> To do
Copy every one of the rows below word for word, leaving out the pictures.

(Source data)
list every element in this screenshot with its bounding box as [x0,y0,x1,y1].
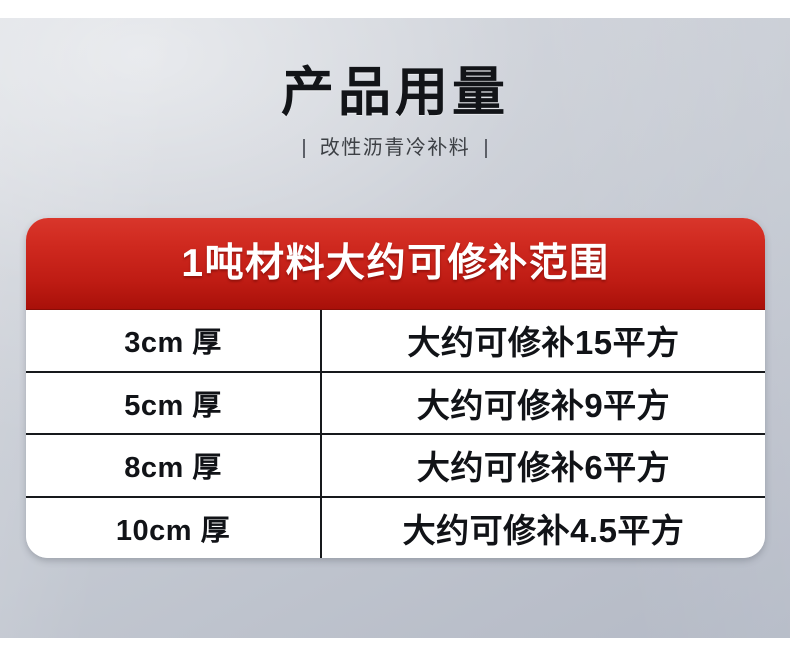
cell-thickness: 3cm 厚 [26,310,322,371]
usage-card: 1吨材料大约可修补范围 3cm 厚 大约可修补15平方 5cm 厚 大约可修补9… [26,218,765,558]
table-row: 8cm 厚 大约可修补6平方 [26,435,765,498]
cell-coverage: 大约可修补4.5平方 [322,498,765,559]
divider-bar-right-icon [485,139,487,158]
subtitle-row: 改性沥青冷补料 [0,136,790,160]
cell-coverage: 大约可修补6平方 [322,435,765,496]
cell-coverage: 大约可修补9平方 [322,373,765,434]
card-header-banner: 1吨材料大约可修补范围 [26,218,765,310]
divider-bar-left-icon [303,139,305,158]
table-row: 5cm 厚 大约可修补9平方 [26,373,765,436]
usage-table: 3cm 厚 大约可修补15平方 5cm 厚 大约可修补9平方 8cm 厚 大约可… [26,310,765,558]
table-row: 3cm 厚 大约可修补15平方 [26,310,765,373]
poster-canvas: 产品用量 改性沥青冷补料 1吨材料大约可修补范围 3cm 厚 大约可修补15平方… [0,0,790,651]
heading-block: 产品用量 改性沥青冷补料 [0,62,790,160]
cell-thickness: 8cm 厚 [26,435,322,496]
cell-thickness: 5cm 厚 [26,373,322,434]
table-row: 10cm 厚 大约可修补4.5平方 [26,498,765,559]
page-title: 产品用量 [0,62,790,124]
cell-coverage: 大约可修补15平方 [322,310,765,371]
cell-thickness: 10cm 厚 [26,498,322,559]
card-header-title: 1吨材料大约可修补范围 [181,241,609,287]
page-subtitle: 改性沥青冷补料 [320,136,471,160]
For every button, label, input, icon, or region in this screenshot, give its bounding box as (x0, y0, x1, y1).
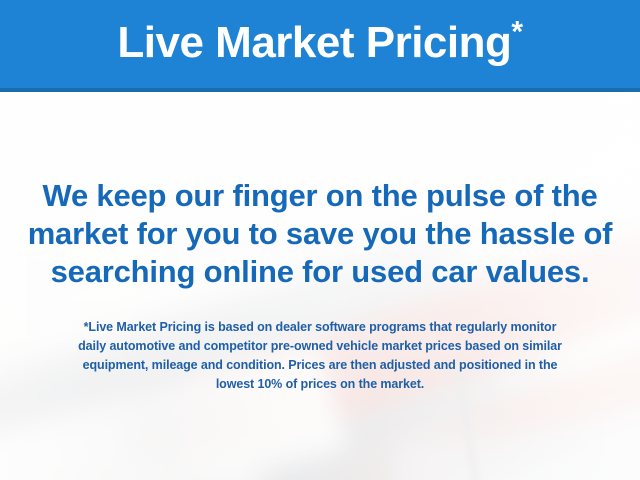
header-banner: Live Market Pricing* (0, 0, 640, 88)
live-market-pricing-promo: Live Market Pricing* We keep our finger … (0, 0, 640, 480)
disclaimer-line: *Live Market Pricing is based on dealer … (20, 318, 620, 337)
disclaimer-line: daily automotive and competitor pre-owne… (20, 337, 620, 356)
headline-line: searching online for used car values. (20, 253, 620, 291)
headline-line: market for you to save you the hassle of (20, 215, 620, 253)
banner-underline-divider (0, 88, 640, 92)
disclaimer-line: lowest 10% of prices on the market. (20, 375, 620, 394)
disclaimer-text: *Live Market Pricing is based on dealer … (20, 318, 620, 394)
banner-title: Live Market Pricing* (117, 21, 522, 67)
disclaimer-line: equipment, mileage and condition. Prices… (20, 356, 620, 375)
headline-text: We keep our finger on the pulse of the m… (20, 177, 620, 291)
banner-title-text: Live Market Pricing (117, 18, 511, 67)
content-area: We keep our finger on the pulse of the m… (0, 92, 640, 480)
banner-title-asterisk: * (511, 15, 522, 48)
headline-line: We keep our finger on the pulse of the (20, 177, 620, 215)
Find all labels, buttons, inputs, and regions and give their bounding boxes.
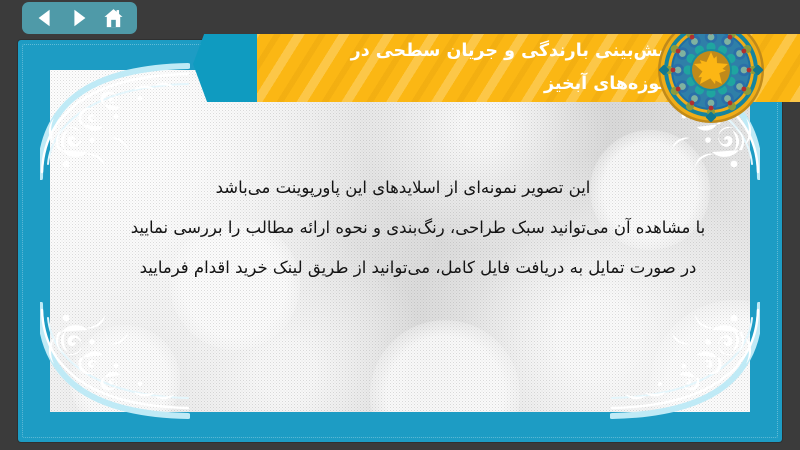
navigation-bar [0, 0, 800, 34]
bokeh-circle [370, 320, 520, 412]
next-slide-button[interactable] [66, 6, 92, 30]
triangle-left-icon [34, 7, 56, 29]
bokeh-circle [70, 325, 180, 412]
bokeh-circle [650, 300, 750, 412]
triangle-right-icon [68, 7, 90, 29]
slide-viewer: این تصویر نمونه‌ای از اسلایدهای این پاور… [0, 0, 800, 450]
home-icon [102, 7, 125, 30]
body-line: این تصویر نمونه‌ای از اسلایدهای این پاور… [78, 168, 758, 208]
navigation-button-group [22, 2, 137, 34]
previous-slide-button[interactable] [32, 6, 58, 30]
home-button[interactable] [101, 6, 127, 30]
body-line: در صورت تمایل به دریافت فایل کامل، می‌تو… [78, 248, 758, 288]
body-line: با مشاهده آن می‌توانید سبک طراحی، رنگ‌بن… [78, 208, 758, 248]
slide-body-text: این تصویر نمونه‌ای از اسلایدهای این پاور… [78, 168, 758, 288]
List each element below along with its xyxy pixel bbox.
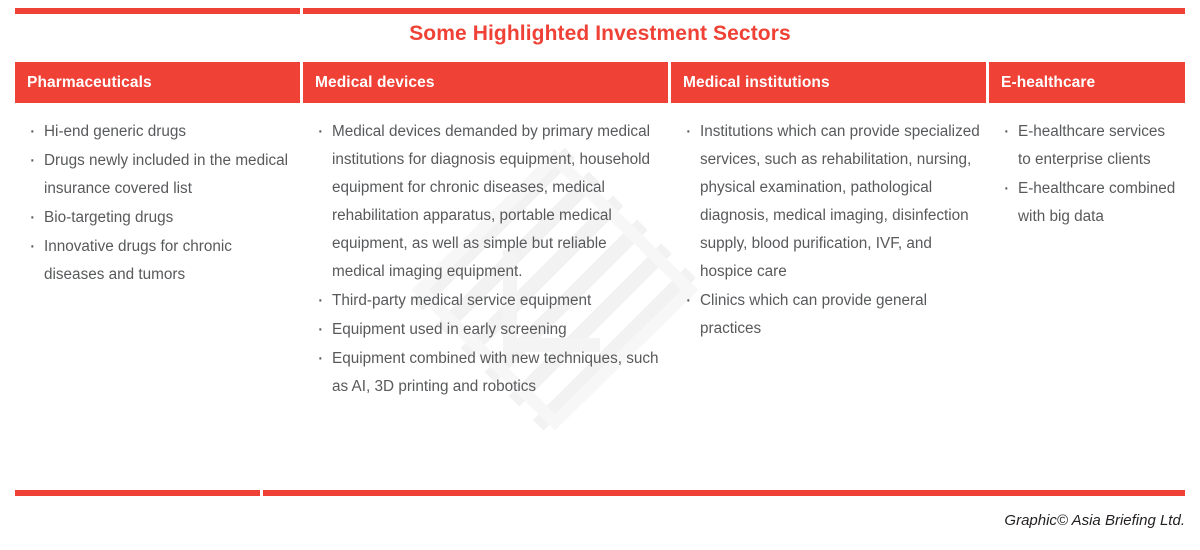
investment-sectors-infographic: Some Highlighted Investment Sectors Phar… xyxy=(0,0,1200,550)
column-header-medical-devices: Medical devices xyxy=(303,62,668,103)
list-item: Bio-targeting drugs xyxy=(27,204,295,232)
list-item: Equipment combined with new techniques, … xyxy=(315,345,663,401)
bullet-list-pharmaceuticals: Hi-end generic drugs Drugs newly include… xyxy=(27,118,295,289)
bullet-list-medical-institutions: Institutions which can provide specializ… xyxy=(683,118,981,343)
column-header-row: Pharmaceuticals Medical devices Medical … xyxy=(15,62,1185,103)
list-item: E-healthcare services to enterprise clie… xyxy=(1001,118,1177,174)
list-item: Innovative drugs for chronic diseases an… xyxy=(27,233,295,289)
list-item: Third-party medical service equipment xyxy=(315,287,663,315)
list-item: Medical devices demanded by primary medi… xyxy=(315,118,663,286)
column-body-pharmaceuticals: Hi-end generic drugs Drugs newly include… xyxy=(15,118,303,402)
page-title: Some Highlighted Investment Sectors xyxy=(0,22,1200,46)
list-item: Institutions which can provide specializ… xyxy=(683,118,981,286)
bullet-list-medical-devices: Medical devices demanded by primary medi… xyxy=(315,118,663,401)
graphic-credit: Graphic© Asia Briefing Ltd. xyxy=(1004,512,1185,529)
column-body-medical-devices: Medical devices demanded by primary medi… xyxy=(303,118,671,402)
bottom-rule-left xyxy=(15,490,260,496)
column-header-e-healthcare: E-healthcare xyxy=(989,62,1185,103)
list-item: E-healthcare combined with big data xyxy=(1001,175,1177,231)
column-body-row: Hi-end generic drugs Drugs newly include… xyxy=(15,118,1185,402)
top-rule-left xyxy=(15,8,300,14)
column-header-medical-institutions: Medical institutions xyxy=(671,62,986,103)
column-header-pharmaceuticals: Pharmaceuticals xyxy=(15,62,300,103)
list-item: Equipment used in early screening xyxy=(315,316,663,344)
bullet-list-e-healthcare: E-healthcare services to enterprise clie… xyxy=(1001,118,1177,231)
column-body-medical-institutions: Institutions which can provide specializ… xyxy=(671,118,989,402)
top-rule-right xyxy=(303,8,1185,14)
list-item: Hi-end generic drugs xyxy=(27,118,295,146)
bottom-rule-right xyxy=(263,490,1185,496)
column-body-e-healthcare: E-healthcare services to enterprise clie… xyxy=(989,118,1185,402)
list-item: Clinics which can provide general practi… xyxy=(683,287,981,343)
list-item: Drugs newly included in the medical insu… xyxy=(27,147,295,203)
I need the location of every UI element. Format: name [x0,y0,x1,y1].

> Answer below
list every element in this screenshot with its bounding box as [x0,y0,x1,y1].
cell-thickness: 3cm 厚 [26,310,322,371]
usage-card: 1吨材料大约可修补范围 3cm 厚 大约可修补15平方 5cm 厚 大约可修补9… [26,218,765,558]
table-row: 8cm 厚 大约可修补6平方 [26,435,765,498]
cell-coverage: 大约可修补4.5平方 [322,498,765,559]
divider-bar-right-icon [485,139,487,158]
subtitle-row: 改性沥青冷补料 [0,136,790,160]
cell-coverage: 大约可修补6平方 [322,435,765,496]
cell-coverage: 大约可修补9平方 [322,373,765,434]
card-header-banner: 1吨材料大约可修补范围 [26,218,765,310]
divider-bar-left-icon [303,139,305,158]
table-row: 5cm 厚 大约可修补9平方 [26,373,765,436]
usage-table: 3cm 厚 大约可修补15平方 5cm 厚 大约可修补9平方 8cm 厚 大约可… [26,310,765,558]
table-row: 3cm 厚 大约可修补15平方 [26,310,765,373]
poster-canvas: 产品用量 改性沥青冷补料 1吨材料大约可修补范围 3cm 厚 大约可修补15平方… [0,0,790,651]
heading-block: 产品用量 改性沥青冷补料 [0,62,790,160]
cell-thickness: 8cm 厚 [26,435,322,496]
cell-thickness: 5cm 厚 [26,373,322,434]
table-row: 10cm 厚 大约可修补4.5平方 [26,498,765,559]
page-title: 产品用量 [0,62,790,124]
cell-coverage: 大约可修补15平方 [322,310,765,371]
cell-thickness: 10cm 厚 [26,498,322,559]
card-header-title: 1吨材料大约可修补范围 [181,241,609,287]
page-subtitle: 改性沥青冷补料 [320,136,471,160]
For every button, label, input, icon, or region in this screenshot, give its bounding box as (x0, y0, x1, y1).
header-banner: Live Market Pricing* (0, 0, 640, 88)
live-market-pricing-promo: Live Market Pricing* We keep our finger … (0, 0, 640, 480)
disclaimer-line: *Live Market Pricing is based on dealer … (20, 318, 620, 337)
disclaimer-line: daily automotive and competitor pre-owne… (20, 337, 620, 356)
headline-line: searching online for used car values. (20, 253, 620, 291)
headline-line: market for you to save you the hassle of (20, 215, 620, 253)
banner-underline-divider (0, 88, 640, 92)
disclaimer-line: lowest 10% of prices on the market. (20, 375, 620, 394)
disclaimer-text: *Live Market Pricing is based on dealer … (20, 318, 620, 394)
banner-title: Live Market Pricing* (117, 21, 522, 67)
disclaimer-line: equipment, mileage and condition. Prices… (20, 356, 620, 375)
headline-text: We keep our finger on the pulse of the m… (20, 177, 620, 291)
banner-title-text: Live Market Pricing (117, 18, 511, 67)
content-area: We keep our finger on the pulse of the m… (0, 92, 640, 480)
banner-title-asterisk: * (511, 15, 522, 48)
headline-line: We keep our finger on the pulse of the (20, 177, 620, 215)
Find all labels, buttons, inputs, and regions and give their bounding boxes.
navigation-bar [0, 0, 800, 34]
bokeh-circle [370, 320, 520, 412]
next-slide-button[interactable] [66, 6, 92, 30]
triangle-left-icon [34, 7, 56, 29]
bokeh-circle [70, 325, 180, 412]
bokeh-circle [650, 300, 750, 412]
triangle-right-icon [68, 7, 90, 29]
slide-viewer: این تصویر نمونه‌ای از اسلایدهای این پاور… [0, 0, 800, 450]
home-icon [102, 7, 125, 30]
body-line: این تصویر نمونه‌ای از اسلایدهای این پاور… [78, 168, 758, 208]
navigation-button-group [22, 2, 137, 34]
previous-slide-button[interactable] [32, 6, 58, 30]
home-button[interactable] [101, 6, 127, 30]
body-line: در صورت تمایل به دریافت فایل کامل، می‌تو… [78, 248, 758, 288]
body-line: با مشاهده آن می‌توانید سبک طراحی، رنگ‌بن… [78, 208, 758, 248]
slide-body-text: این تصویر نمونه‌ای از اسلایدهای این پاور… [78, 168, 758, 288]
List each element below along with its xyxy pixel bbox.
investment-sectors-infographic: Some Highlighted Investment Sectors Phar… xyxy=(0,0,1200,550)
column-header-medical-devices: Medical devices xyxy=(303,62,668,103)
list-item: Bio-targeting drugs xyxy=(27,204,295,232)
list-item: Equipment combined with new techniques, … xyxy=(315,345,663,401)
bullet-list-pharmaceuticals: Hi-end generic drugs Drugs newly include… xyxy=(27,118,295,289)
bullet-list-medical-institutions: Institutions which can provide specializ… xyxy=(683,118,981,343)
column-header-row: Pharmaceuticals Medical devices Medical … xyxy=(15,62,1185,103)
list-item: E-healthcare services to enterprise clie… xyxy=(1001,118,1177,174)
list-item: Innovative drugs for chronic diseases an… xyxy=(27,233,295,289)
list-item: Third-party medical service equipment xyxy=(315,287,663,315)
list-item: Medical devices demanded by primary medi… xyxy=(315,118,663,286)
column-body-pharmaceuticals: Hi-end generic drugs Drugs newly include… xyxy=(15,118,303,402)
page-title: Some Highlighted Investment Sectors xyxy=(0,22,1200,46)
list-item: Institutions which can provide specializ… xyxy=(683,118,981,286)
bullet-list-medical-devices: Medical devices demanded by primary medi… xyxy=(315,118,663,401)
graphic-credit: Graphic© Asia Briefing Ltd. xyxy=(1004,512,1185,529)
column-body-medical-devices: Medical devices demanded by primary medi… xyxy=(303,118,671,402)
bottom-rule-left xyxy=(15,490,260,496)
column-header-e-healthcare: E-healthcare xyxy=(989,62,1185,103)
list-item: E-healthcare combined with big data xyxy=(1001,175,1177,231)
column-body-row: Hi-end generic drugs Drugs newly include… xyxy=(15,118,1185,402)
top-rule-left xyxy=(15,8,300,14)
column-header-medical-institutions: Medical institutions xyxy=(671,62,986,103)
column-header-pharmaceuticals: Pharmaceuticals xyxy=(15,62,300,103)
list-item: Equipment used in early screening xyxy=(315,316,663,344)
bullet-list-e-healthcare: E-healthcare services to enterprise clie… xyxy=(1001,118,1177,231)
column-body-medical-institutions: Institutions which can provide specializ… xyxy=(671,118,989,402)
top-rule-right xyxy=(303,8,1185,14)
list-item: Hi-end generic drugs xyxy=(27,118,295,146)
bottom-rule-right xyxy=(263,490,1185,496)
column-body-e-healthcare: E-healthcare services to enterprise clie… xyxy=(989,118,1185,402)
list-item: Clinics which can provide general practi… xyxy=(683,287,981,343)
list-item: Drugs newly included in the medical insu… xyxy=(27,147,295,203)
I need the location of every UI element. Format: name [x0,y0,x1,y1].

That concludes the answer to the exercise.